• Directive: Reproduce all entries word for word.

• Listed records:
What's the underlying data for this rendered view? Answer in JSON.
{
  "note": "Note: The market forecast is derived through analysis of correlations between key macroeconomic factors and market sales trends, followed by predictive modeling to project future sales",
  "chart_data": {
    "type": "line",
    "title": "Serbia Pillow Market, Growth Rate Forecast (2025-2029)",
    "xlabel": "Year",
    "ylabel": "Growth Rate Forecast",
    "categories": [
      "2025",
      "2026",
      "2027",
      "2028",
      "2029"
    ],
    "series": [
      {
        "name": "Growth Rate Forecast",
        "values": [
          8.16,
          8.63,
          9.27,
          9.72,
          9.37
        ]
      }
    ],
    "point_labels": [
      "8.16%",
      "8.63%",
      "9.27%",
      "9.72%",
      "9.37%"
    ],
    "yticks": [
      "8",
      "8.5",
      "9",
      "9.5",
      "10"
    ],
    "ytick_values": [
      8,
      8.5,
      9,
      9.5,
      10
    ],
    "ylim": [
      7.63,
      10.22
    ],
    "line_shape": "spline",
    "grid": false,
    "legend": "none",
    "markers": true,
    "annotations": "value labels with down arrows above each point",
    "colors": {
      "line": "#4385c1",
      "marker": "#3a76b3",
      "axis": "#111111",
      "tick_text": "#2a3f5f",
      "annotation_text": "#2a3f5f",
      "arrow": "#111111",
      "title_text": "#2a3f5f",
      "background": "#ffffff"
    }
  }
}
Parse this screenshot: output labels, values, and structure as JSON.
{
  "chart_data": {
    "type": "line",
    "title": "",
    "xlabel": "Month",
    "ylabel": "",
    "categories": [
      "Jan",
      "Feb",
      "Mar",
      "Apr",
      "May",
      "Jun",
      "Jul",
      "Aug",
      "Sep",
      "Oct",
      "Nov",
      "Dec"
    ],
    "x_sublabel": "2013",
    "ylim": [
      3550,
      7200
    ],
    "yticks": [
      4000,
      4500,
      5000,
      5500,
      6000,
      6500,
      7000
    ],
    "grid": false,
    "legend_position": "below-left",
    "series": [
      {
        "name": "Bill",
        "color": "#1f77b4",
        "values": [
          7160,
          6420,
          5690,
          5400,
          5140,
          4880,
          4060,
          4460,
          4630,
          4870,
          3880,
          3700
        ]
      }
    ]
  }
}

• Worked answer:
What's the underlying data for this rendered view? Answer in JSON.
{
  "note": "Note: The market forecast is derived through analysis of correlations between key macroeconomic factors and market sales trends, followed by predictive modeling to project future sales",
  "chart_data": {
    "type": "line",
    "title": "Serbia Pillow Market, Growth Rate Forecast (2025-2029)",
    "xlabel": "Year",
    "ylabel": "Growth Rate Forecast",
    "categories": [
      "2025",
      "2026",
      "2027",
      "2028",
      "2029"
    ],
    "series": [
      {
        "name": "Growth Rate Forecast",
        "values": [
          8.16,
          8.63,
          9.27,
          9.72,
          9.37
        ]
      }
    ],
    "point_labels": [
      "8.16%",
      "8.63%",
      "9.27%",
      "9.72%",
      "9.37%"
    ],
    "yticks": [
      "8",
      "8.5",
      "9",
      "9.5",
      "10"
    ],
    "ytick_values": [
      8,
      8.5,
      9,
      9.5,
      10
    ],
    "ylim": [
      7.63,
      10.22
    ],
    "line_shape": "spline",
    "grid": false,
    "legend": "none",
    "markers": true,
    "annotations": "value labels with down arrows above each point",
    "colors": {
      "line": "#4385c1",
      "marker": "#3a76b3",
      "axis": "#111111",
      "tick_text": "#2a3f5f",
      "annotation_text": "#2a3f5f",
      "arrow": "#111111",
      "title_text": "#2a3f5f",
      "background": "#ffffff"
    }
  }
}
Parse this screenshot: output labels, values, and structure as JSON.
{
  "chart_data": {
    "type": "line",
    "title": "",
    "xlabel": "Month",
    "ylabel": "",
    "categories": [
      "Jan",
      "Feb",
      "Mar",
      "Apr",
      "May",
      "Jun",
      "Jul",
      "Aug",
      "Sep",
      "Oct",
      "Nov",
      "Dec"
    ],
    "x_sublabel": "2013",
    "ylim": [
      3550,
      7200
    ],
    "yticks": [
      4000,
      4500,
      5000,
      5500,
      6000,
      6500,
      7000
    ],
    "grid": false,
    "legend_position": "below-left",
    "series": [
      {
        "name": "Bill",
        "color": "#1f77b4",
        "values": [
          7160,
          6420,
          5690,
          5400,
          5140,
          4880,
          4060,
          4460,
          4630,
          4870,
          3880,
          3700
        ]
      }
    ]
  }
}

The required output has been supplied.